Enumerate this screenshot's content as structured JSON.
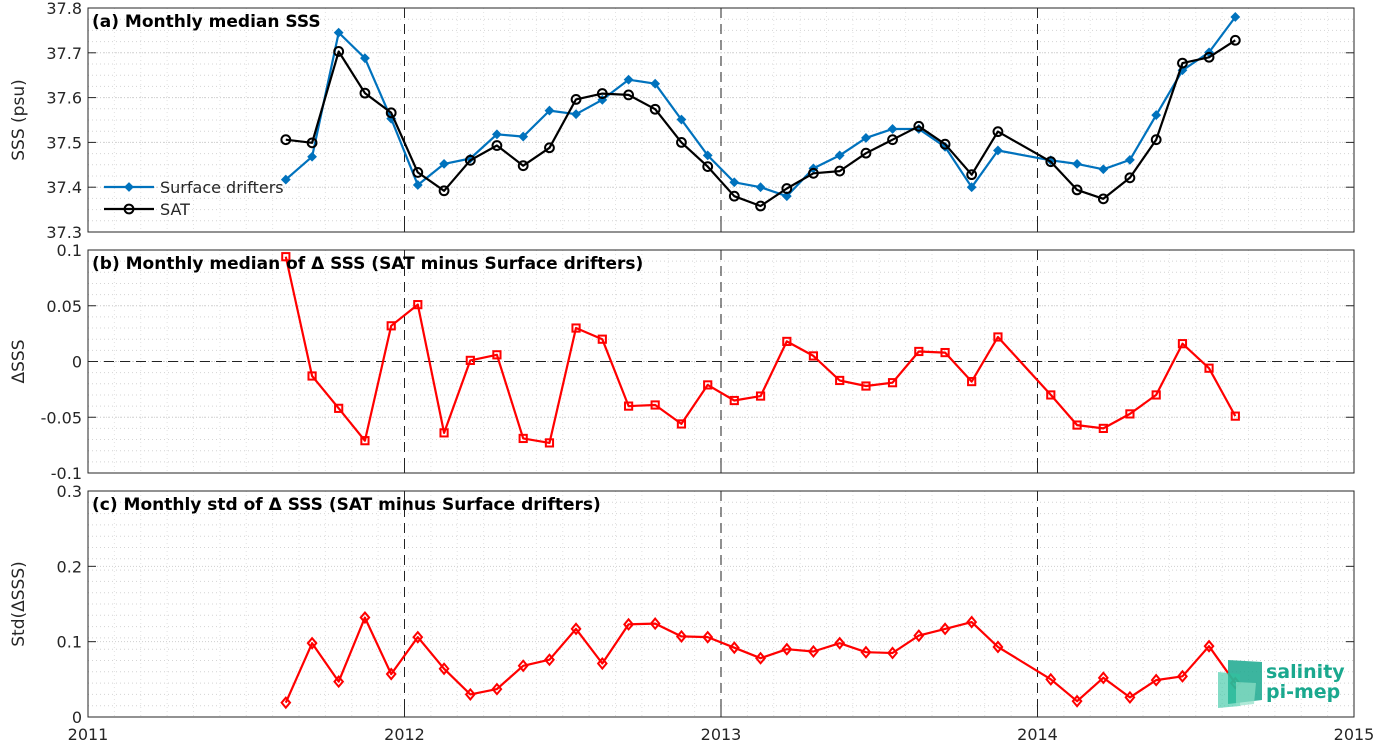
{
  "x_axis": {
    "ticks": [
      "2011",
      "2012",
      "2013",
      "2014",
      "2015"
    ],
    "range": [
      2011,
      2015
    ]
  },
  "chart_data": [
    {
      "type": "line",
      "title": "(a) Monthly median SSS",
      "ylabel": "SSS (psu)",
      "ylim": [
        37.3,
        37.8
      ],
      "yticks": [
        "37.3",
        "37.4",
        "37.5",
        "37.6",
        "37.7",
        "37.8"
      ],
      "grid": true,
      "legend_placement": "left",
      "series": [
        {
          "name": "Surface drifters",
          "color": "#0072bd",
          "marker": "diamond-filled",
          "x": [
            2011.625,
            2011.708,
            2011.792,
            2011.875,
            2011.958,
            2012.042,
            2012.125,
            2012.208,
            2012.292,
            2012.375,
            2012.458,
            2012.542,
            2012.625,
            2012.708,
            2012.792,
            2012.875,
            2012.958,
            2013.042,
            2013.125,
            2013.208,
            2013.292,
            2013.375,
            2013.458,
            2013.542,
            2013.625,
            2013.708,
            2013.792,
            2013.875,
            2014.042,
            2014.125,
            2014.208,
            2014.292,
            2014.375,
            2014.458,
            2014.542,
            2014.625
          ],
          "y": [
            37.417,
            37.468,
            37.745,
            37.688,
            37.553,
            37.405,
            37.452,
            37.464,
            37.518,
            37.513,
            37.571,
            37.563,
            37.595,
            37.64,
            37.631,
            37.551,
            37.471,
            37.411,
            37.4,
            37.38,
            37.442,
            37.471,
            37.51,
            37.53,
            37.53,
            37.49,
            37.4,
            37.482,
            37.46,
            37.452,
            37.44,
            37.461,
            37.561,
            37.661,
            37.701,
            37.78
          ]
        },
        {
          "name": "SAT",
          "color": "#000000",
          "marker": "circle-open",
          "x": [
            2011.625,
            2011.708,
            2011.792,
            2011.875,
            2011.958,
            2012.042,
            2012.125,
            2012.208,
            2012.292,
            2012.375,
            2012.458,
            2012.542,
            2012.625,
            2012.708,
            2012.792,
            2012.875,
            2012.958,
            2013.042,
            2013.125,
            2013.208,
            2013.292,
            2013.375,
            2013.458,
            2013.542,
            2013.625,
            2013.708,
            2013.792,
            2013.875,
            2014.042,
            2014.125,
            2014.208,
            2014.292,
            2014.375,
            2014.458,
            2014.542,
            2014.625
          ],
          "y": [
            37.506,
            37.499,
            37.703,
            37.61,
            37.566,
            37.433,
            37.392,
            37.46,
            37.493,
            37.448,
            37.488,
            37.596,
            37.609,
            37.606,
            37.574,
            37.5,
            37.446,
            37.38,
            37.358,
            37.397,
            37.431,
            37.436,
            37.476,
            37.506,
            37.536,
            37.496,
            37.428,
            37.524,
            37.457,
            37.394,
            37.374,
            37.421,
            37.506,
            37.677,
            37.69,
            37.728
          ]
        }
      ]
    },
    {
      "type": "line",
      "title": "(b) Monthly median of Δ SSS (SAT minus Surface drifters)",
      "ylabel": "ΔSSS",
      "ylim": [
        -0.1,
        0.1
      ],
      "yticks": [
        "-0.1",
        "-0.05",
        "0",
        "0.05",
        "0.1"
      ],
      "grid": true,
      "reference_line": 0,
      "series": [
        {
          "color": "#ff0000",
          "marker": "square-open",
          "x": [
            2011.625,
            2011.708,
            2011.792,
            2011.875,
            2011.958,
            2012.042,
            2012.125,
            2012.208,
            2012.292,
            2012.375,
            2012.458,
            2012.542,
            2012.625,
            2012.708,
            2012.792,
            2012.875,
            2012.958,
            2013.042,
            2013.125,
            2013.208,
            2013.292,
            2013.375,
            2013.458,
            2013.542,
            2013.625,
            2013.708,
            2013.792,
            2013.875,
            2014.042,
            2014.125,
            2014.208,
            2014.292,
            2014.375,
            2014.458,
            2014.542,
            2014.625
          ],
          "y": [
            0.094,
            -0.013,
            -0.042,
            -0.071,
            0.032,
            0.051,
            -0.064,
            0.001,
            0.006,
            -0.069,
            -0.073,
            0.03,
            0.02,
            -0.04,
            -0.039,
            -0.056,
            -0.021,
            -0.035,
            -0.031,
            0.018,
            0.005,
            -0.017,
            -0.022,
            -0.019,
            0.009,
            0.008,
            -0.018,
            0.022,
            -0.03,
            -0.057,
            -0.06,
            -0.047,
            -0.03,
            0.016,
            -0.006,
            -0.049
          ]
        }
      ]
    },
    {
      "type": "line",
      "title": "(c) Monthly std of Δ SSS (SAT minus Surface drifters)",
      "ylabel": "Std(ΔSSS)",
      "ylim": [
        0,
        0.3
      ],
      "yticks": [
        "0",
        "0.1",
        "0.2",
        "0.3"
      ],
      "grid": true,
      "series": [
        {
          "color": "#ff0000",
          "marker": "diamond-open",
          "x": [
            2011.625,
            2011.708,
            2011.792,
            2011.875,
            2011.958,
            2012.042,
            2012.125,
            2012.208,
            2012.292,
            2012.375,
            2012.458,
            2012.542,
            2012.625,
            2012.708,
            2012.792,
            2012.875,
            2012.958,
            2013.042,
            2013.125,
            2013.208,
            2013.292,
            2013.375,
            2013.458,
            2013.542,
            2013.625,
            2013.708,
            2013.792,
            2013.875,
            2014.042,
            2014.125,
            2014.208,
            2014.292,
            2014.375,
            2014.458,
            2014.542,
            2014.625
          ],
          "y": [
            0.019,
            0.098,
            0.047,
            0.132,
            0.057,
            0.106,
            0.064,
            0.03,
            0.037,
            0.068,
            0.076,
            0.117,
            0.071,
            0.123,
            0.124,
            0.107,
            0.106,
            0.092,
            0.078,
            0.09,
            0.087,
            0.098,
            0.086,
            0.085,
            0.108,
            0.117,
            0.126,
            0.093,
            0.05,
            0.021,
            0.052,
            0.026,
            0.049,
            0.054,
            0.094,
            0.045
          ]
        }
      ]
    }
  ],
  "logo": {
    "line1": "salinity",
    "line2": "pi-mep",
    "color": "#1aa88e"
  }
}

○ ○ ○

What you are asked to do: Print the complete listing exactly as it stands, without its pictures.

Task output:
Enumerate this screenshot's content as structured JSON.
{
  "x_axis": {
    "ticks": [
      "2011",
      "2012",
      "2013",
      "2014",
      "2015"
    ],
    "range": [
      2011,
      2015
    ]
  },
  "chart_data": [
    {
      "type": "line",
      "title": "(a) Monthly median SSS",
      "ylabel": "SSS (psu)",
      "ylim": [
        37.3,
        37.8
      ],
      "yticks": [
        "37.3",
        "37.4",
        "37.5",
        "37.6",
        "37.7",
        "37.8"
      ],
      "grid": true,
      "legend_placement": "left",
      "series": [
        {
          "name": "Surface drifters",
          "color": "#0072bd",
          "marker": "diamond-filled",
          "x": [
            2011.625,
            2011.708,
            2011.792,
            2011.875,
            2011.958,
            2012.042,
            2012.125,
            2012.208,
            2012.292,
            2012.375,
            2012.458,
            2012.542,
            2012.625,
            2012.708,
            2012.792,
            2012.875,
            2012.958,
            2013.042,
            2013.125,
            2013.208,
            2013.292,
            2013.375,
            2013.458,
            2013.542,
            2013.625,
            2013.708,
            2013.792,
            2013.875,
            2014.042,
            2014.125,
            2014.208,
            2014.292,
            2014.375,
            2014.458,
            2014.542,
            2014.625
          ],
          "y": [
            37.417,
            37.468,
            37.745,
            37.688,
            37.553,
            37.405,
            37.452,
            37.464,
            37.518,
            37.513,
            37.571,
            37.563,
            37.595,
            37.64,
            37.631,
            37.551,
            37.471,
            37.411,
            37.4,
            37.38,
            37.442,
            37.471,
            37.51,
            37.53,
            37.53,
            37.49,
            37.4,
            37.482,
            37.46,
            37.452,
            37.44,
            37.461,
            37.561,
            37.661,
            37.701,
            37.78
          ]
        },
        {
          "name": "SAT",
          "color": "#000000",
          "marker": "circle-open",
          "x": [
            2011.625,
            2011.708,
            2011.792,
            2011.875,
            2011.958,
            2012.042,
            2012.125,
            2012.208,
            2012.292,
            2012.375,
            2012.458,
            2012.542,
            2012.625,
            2012.708,
            2012.792,
            2012.875,
            2012.958,
            2013.042,
            2013.125,
            2013.208,
            2013.292,
            2013.375,
            2013.458,
            2013.542,
            2013.625,
            2013.708,
            2013.792,
            2013.875,
            2014.042,
            2014.125,
            2014.208,
            2014.292,
            2014.375,
            2014.458,
            2014.542,
            2014.625
          ],
          "y": [
            37.506,
            37.499,
            37.703,
            37.61,
            37.566,
            37.433,
            37.392,
            37.46,
            37.493,
            37.448,
            37.488,
            37.596,
            37.609,
            37.606,
            37.574,
            37.5,
            37.446,
            37.38,
            37.358,
            37.397,
            37.431,
            37.436,
            37.476,
            37.506,
            37.536,
            37.496,
            37.428,
            37.524,
            37.457,
            37.394,
            37.374,
            37.421,
            37.506,
            37.677,
            37.69,
            37.728
          ]
        }
      ]
    },
    {
      "type": "line",
      "title": "(b) Monthly median of Δ SSS (SAT minus Surface drifters)",
      "ylabel": "ΔSSS",
      "ylim": [
        -0.1,
        0.1
      ],
      "yticks": [
        "-0.1",
        "-0.05",
        "0",
        "0.05",
        "0.1"
      ],
      "grid": true,
      "reference_line": 0,
      "series": [
        {
          "color": "#ff0000",
          "marker": "square-open",
          "x": [
            2011.625,
            2011.708,
            2011.792,
            2011.875,
            2011.958,
            2012.042,
            2012.125,
            2012.208,
            2012.292,
            2012.375,
            2012.458,
            2012.542,
            2012.625,
            2012.708,
            2012.792,
            2012.875,
            2012.958,
            2013.042,
            2013.125,
            2013.208,
            2013.292,
            2013.375,
            2013.458,
            2013.542,
            2013.625,
            2013.708,
            2013.792,
            2013.875,
            2014.042,
            2014.125,
            2014.208,
            2014.292,
            2014.375,
            2014.458,
            2014.542,
            2014.625
          ],
          "y": [
            0.094,
            -0.013,
            -0.042,
            -0.071,
            0.032,
            0.051,
            -0.064,
            0.001,
            0.006,
            -0.069,
            -0.073,
            0.03,
            0.02,
            -0.04,
            -0.039,
            -0.056,
            -0.021,
            -0.035,
            -0.031,
            0.018,
            0.005,
            -0.017,
            -0.022,
            -0.019,
            0.009,
            0.008,
            -0.018,
            0.022,
            -0.03,
            -0.057,
            -0.06,
            -0.047,
            -0.03,
            0.016,
            -0.006,
            -0.049
          ]
        }
      ]
    },
    {
      "type": "line",
      "title": "(c) Monthly std of Δ SSS (SAT minus Surface drifters)",
      "ylabel": "Std(ΔSSS)",
      "ylim": [
        0,
        0.3
      ],
      "yticks": [
        "0",
        "0.1",
        "0.2",
        "0.3"
      ],
      "grid": true,
      "series": [
        {
          "color": "#ff0000",
          "marker": "diamond-open",
          "x": [
            2011.625,
            2011.708,
            2011.792,
            2011.875,
            2011.958,
            2012.042,
            2012.125,
            2012.208,
            2012.292,
            2012.375,
            2012.458,
            2012.542,
            2012.625,
            2012.708,
            2012.792,
            2012.875,
            2012.958,
            2013.042,
            2013.125,
            2013.208,
            2013.292,
            2013.375,
            2013.458,
            2013.542,
            2013.625,
            2013.708,
            2013.792,
            2013.875,
            2014.042,
            2014.125,
            2014.208,
            2014.292,
            2014.375,
            2014.458,
            2014.542,
            2014.625
          ],
          "y": [
            0.019,
            0.098,
            0.047,
            0.132,
            0.057,
            0.106,
            0.064,
            0.03,
            0.037,
            0.068,
            0.076,
            0.117,
            0.071,
            0.123,
            0.124,
            0.107,
            0.106,
            0.092,
            0.078,
            0.09,
            0.087,
            0.098,
            0.086,
            0.085,
            0.108,
            0.117,
            0.126,
            0.093,
            0.05,
            0.021,
            0.052,
            0.026,
            0.049,
            0.054,
            0.094,
            0.045
          ]
        }
      ]
    }
  ],
  "logo": {
    "line1": "salinity",
    "line2": "pi-mep",
    "color": "#1aa88e"
  }
}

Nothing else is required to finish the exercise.